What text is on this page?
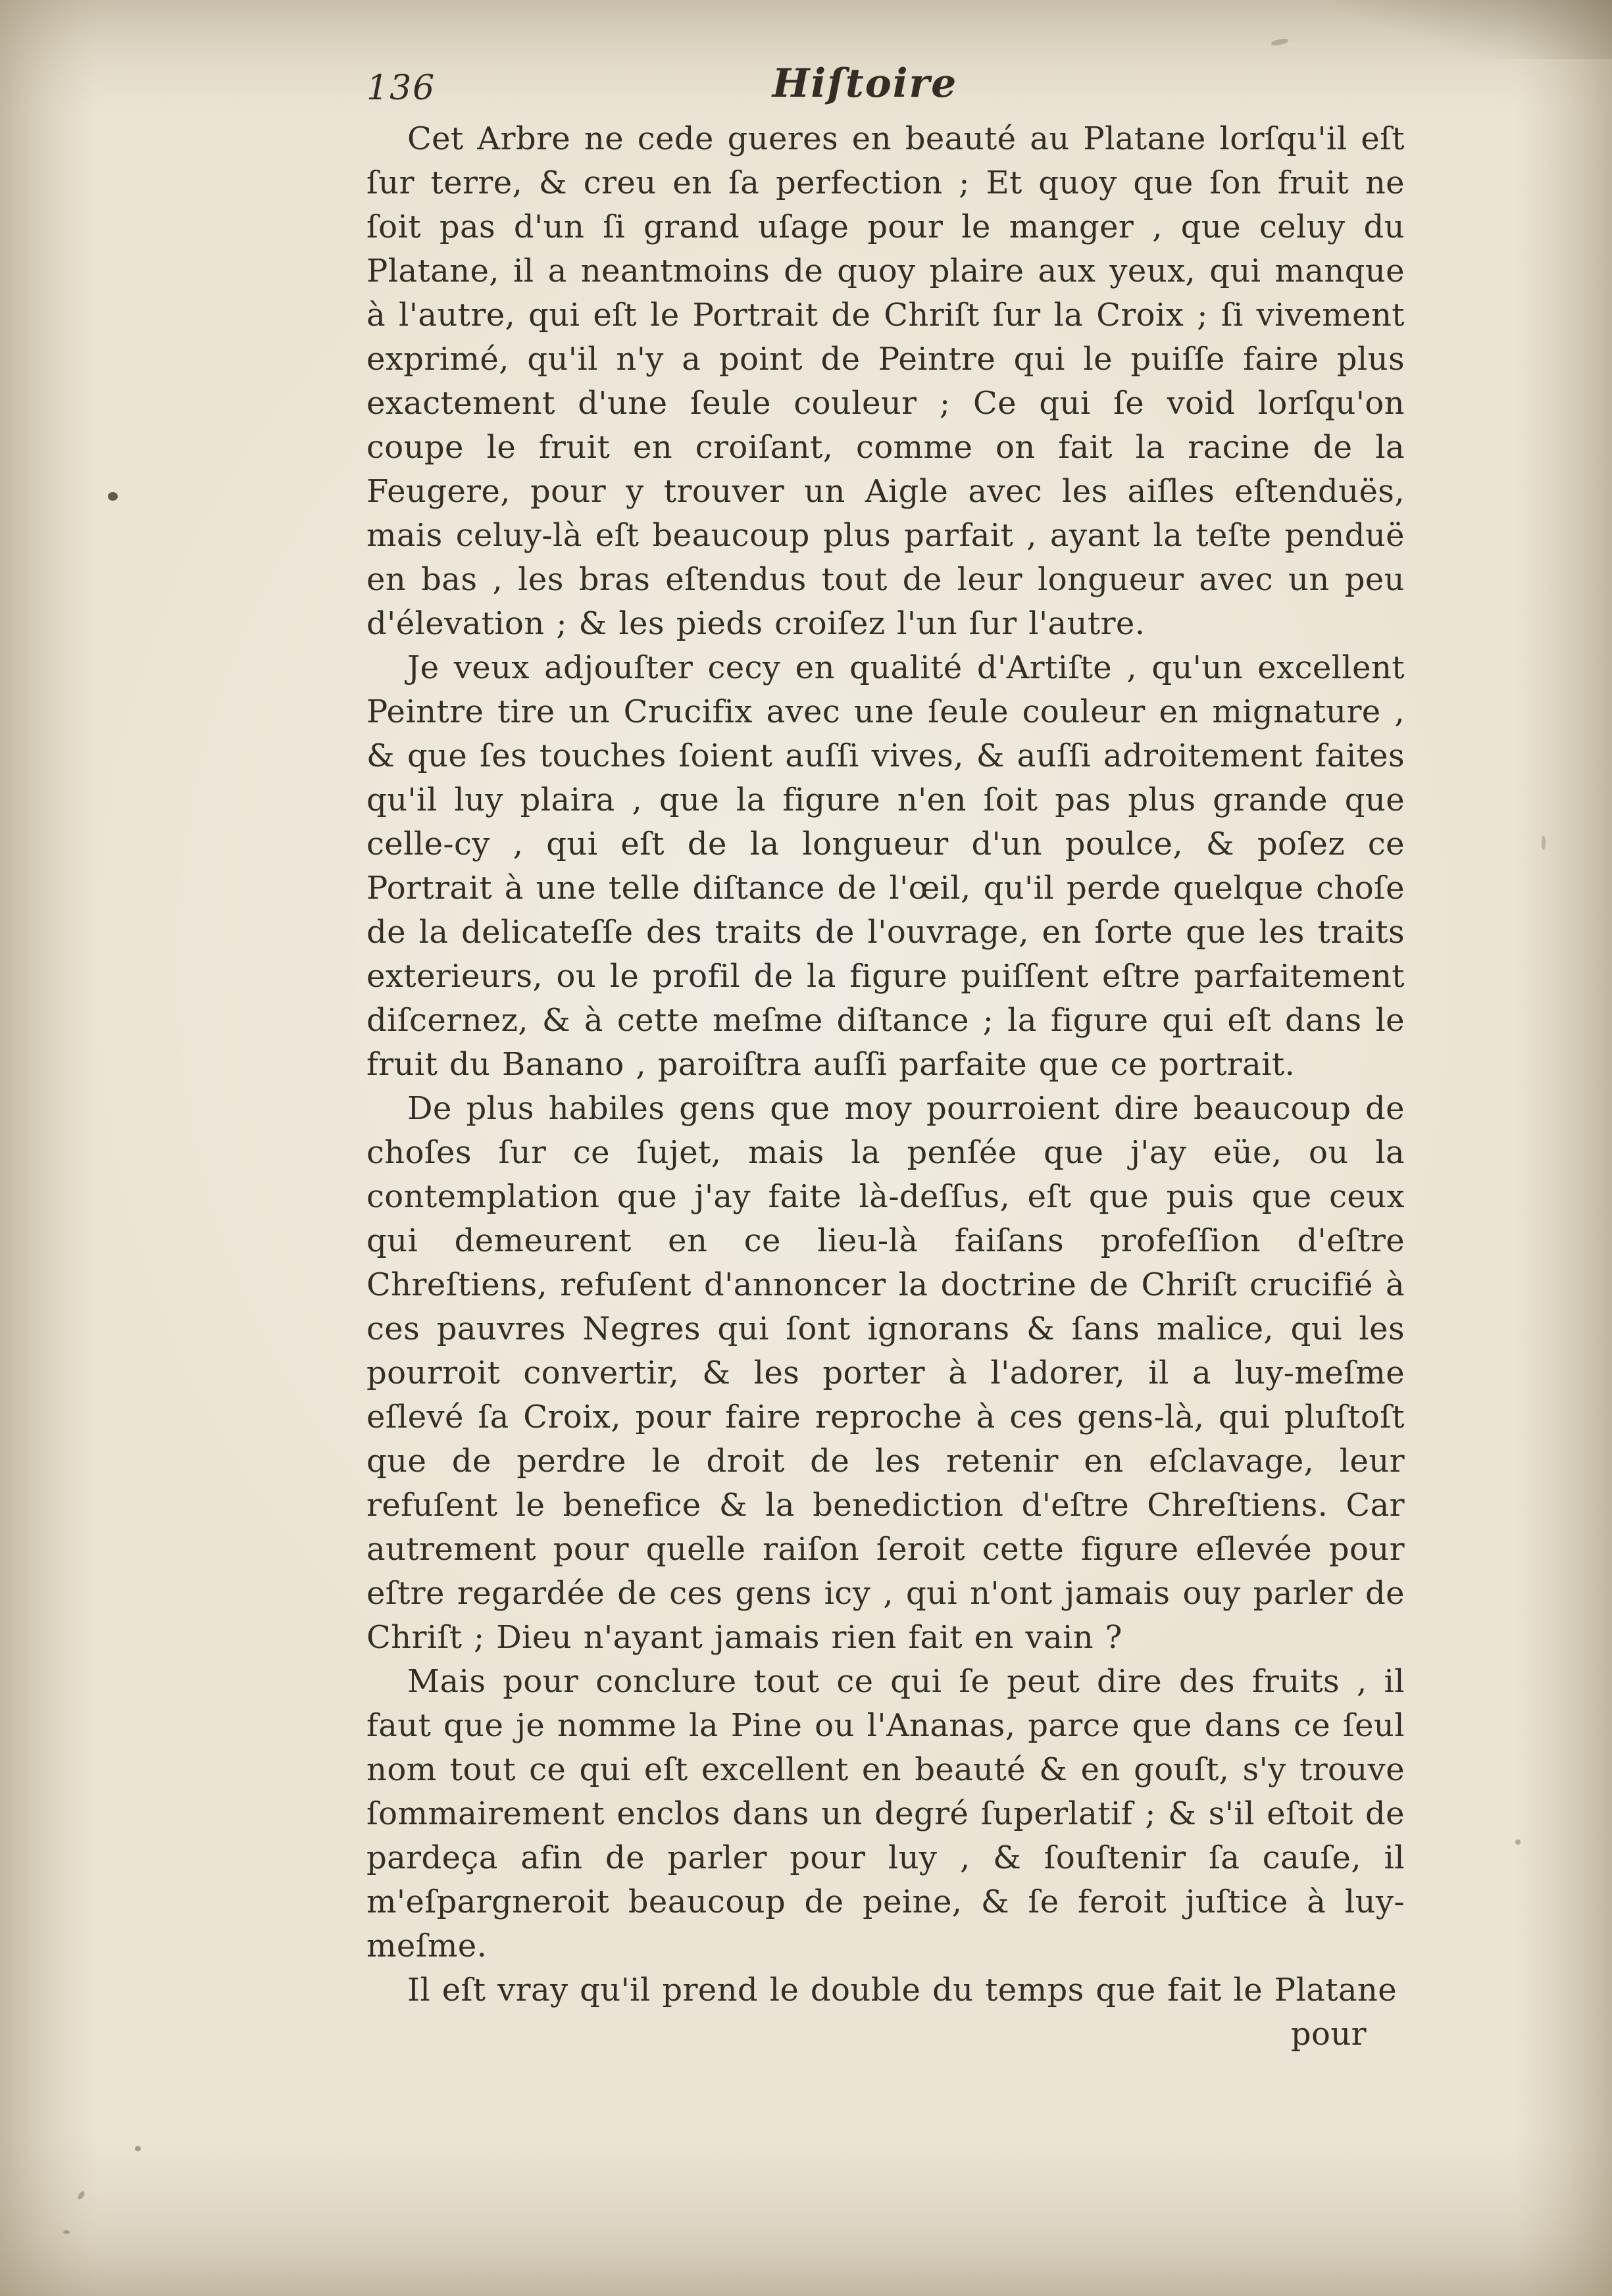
136	Hiſtoire

Cet Arbre ne cede gueres en beauté au Platane lorſqu'il eſt ſur terre, & creu en ſa perfection ; Et quoy que ſon fruit ne ſoit pas d'un ſi grand uſage pour le manger , que celuy du Platane, il a neantmoins de quoy plaire aux yeux, qui manque à l'autre, qui eſt le Portrait de Chriſt ſur la Croix ; ſi vivement exprimé, qu'il n'y a point de Peintre qui le puiſſe faire plus exactement d'une ſeule couleur ; Ce qui ſe void lorſqu'on coupe le fruit en croiſant, comme on fait la racine de la Feugere, pour y trouver un Aigle avec les aiſles eſtenduës, mais celuy-là eſt beaucoup plus parfait , ayant la teſte penduë en bas , les bras eſtendus tout de leur longueur avec un peu d'élevation ; & les pieds croiſez l'un ſur l'autre.

Je veux adjouſter cecy en qualité d'Artiſte , qu'un excellent Peintre tire un Crucifix avec une ſeule couleur en mignature , & que ſes touches ſoient auſſi vives, & auſſi adroitement faites qu'il luy plaira , que la figure n'en ſoit pas plus grande que celle-cy , qui eſt de la longueur d'un poulce, & poſez ce Portrait à une telle diſtance de l'œil, qu'il perde quelque choſe de la delicateſſe des traits de l'ouvrage, en ſorte que les traits exterieurs, ou le profil de la figure puiſſent eſtre parfaitement diſcernez, & à cette meſme diſtance ; la figure qui eſt dans le fruit du Banano , paroiſtra auſſi parfaite que ce portrait.

De plus habiles gens que moy pourroient dire beaucoup de choſes ſur ce ſujet, mais la penſée que j'ay eüe, ou la contemplation que j'ay faite là-deſſus, eſt que puis que ceux qui demeurent en ce lieu-là faiſans profeſſion d'eſtre Chreſtiens, refuſent d'annoncer la doctrine de Chriſt crucifié à ces pauvres Negres qui ſont ignorans & ſans malice, qui les pourroit convertir, & les porter à l'adorer, il a luy-meſme eſlevé ſa Croix, pour faire reproche à ces gens-là, qui pluſtoſt que de perdre le droit de les retenir en eſclavage, leur refuſent le benefice & la benediction d'eſtre Chreſtiens. Car autrement pour quelle raiſon ſeroit cette figure eſlevée pour eſtre regardée de ces gens icy , qui n'ont jamais ouy parler de Chriſt ; Dieu n'ayant jamais rien fait en vain ?

Mais pour conclure tout ce qui ſe peut dire des fruits , il faut que je nomme la Pine ou l'Ananas, parce que dans ce ſeul nom tout ce qui eſt excellent en beauté & en gouſt, s'y trouve ſommairement enclos dans un degré ſuperlatif ; & s'il eſtoit de pardeça afin de parler pour luy , & ſouſtenir ſa cauſe, il m'eſpargneroit beaucoup de peine, & ſe feroit juſtice à luy-meſme.

Il eſt vray qu'il prend le double du temps que fait le Platane

pour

(EXERCISE OBJECTIVE): Leave the pictures out and write out every entry exactly as given.

(SOLUTION):
What text is on this page?
136	Hiſtoire

Cet Arbre ne cede gueres en beauté au Platane lorſqu'il eſt ſur terre, & creu en ſa perfection ; Et quoy que ſon fruit ne ſoit pas d'un ſi grand uſage pour le manger , que celuy du Platane, il a neantmoins de quoy plaire aux yeux, qui manque à l'autre, qui eſt le Portrait de Chriſt ſur la Croix ; ſi vivement exprimé, qu'il n'y a point de Peintre qui le puiſſe faire plus exactement d'une ſeule couleur ; Ce qui ſe void lorſqu'on coupe le fruit en croiſant, comme on fait la racine de la Feugere, pour y trouver un Aigle avec les aiſles eſtenduës, mais celuy-là eſt beaucoup plus parfait , ayant la teſte penduë en bas , les bras eſtendus tout de leur longueur avec un peu d'élevation ; & les pieds croiſez l'un ſur l'autre.

Je veux adjouſter cecy en qualité d'Artiſte , qu'un excellent Peintre tire un Crucifix avec une ſeule couleur en mignature , & que ſes touches ſoient auſſi vives, & auſſi adroitement faites qu'il luy plaira , que la figure n'en ſoit pas plus grande que celle-cy , qui eſt de la longueur d'un poulce, & poſez ce Portrait à une telle diſtance de l'œil, qu'il perde quelque choſe de la delicateſſe des traits de l'ouvrage, en ſorte que les traits exterieurs, ou le profil de la figure puiſſent eſtre parfaitement diſcernez, & à cette meſme diſtance ; la figure qui eſt dans le fruit du Banano , paroiſtra auſſi parfaite que ce portrait.

De plus habiles gens que moy pourroient dire beaucoup de choſes ſur ce ſujet, mais la penſée que j'ay eüe, ou la contemplation que j'ay faite là-deſſus, eſt que puis que ceux qui demeurent en ce lieu-là faiſans profeſſion d'eſtre Chreſtiens, refuſent d'annoncer la doctrine de Chriſt crucifié à ces pauvres Negres qui ſont ignorans & ſans malice, qui les pourroit convertir, & les porter à l'adorer, il a luy-meſme eſlevé ſa Croix, pour faire reproche à ces gens-là, qui pluſtoſt que de perdre le droit de les retenir en eſclavage, leur refuſent le benefice & la benediction d'eſtre Chreſtiens. Car autrement pour quelle raiſon ſeroit cette figure eſlevée pour eſtre regardée de ces gens icy , qui n'ont jamais ouy parler de Chriſt ; Dieu n'ayant jamais rien fait en vain ?

Mais pour conclure tout ce qui ſe peut dire des fruits , il faut que je nomme la Pine ou l'Ananas, parce que dans ce ſeul nom tout ce qui eſt excellent en beauté & en gouſt, s'y trouve ſommairement enclos dans un degré ſuperlatif ; & s'il eſtoit de pardeça afin de parler pour luy , & ſouſtenir ſa cauſe, il m'eſpargneroit beaucoup de peine, & ſe feroit juſtice à luy-meſme.

Il eſt vray qu'il prend le double du temps que fait le Platane

pour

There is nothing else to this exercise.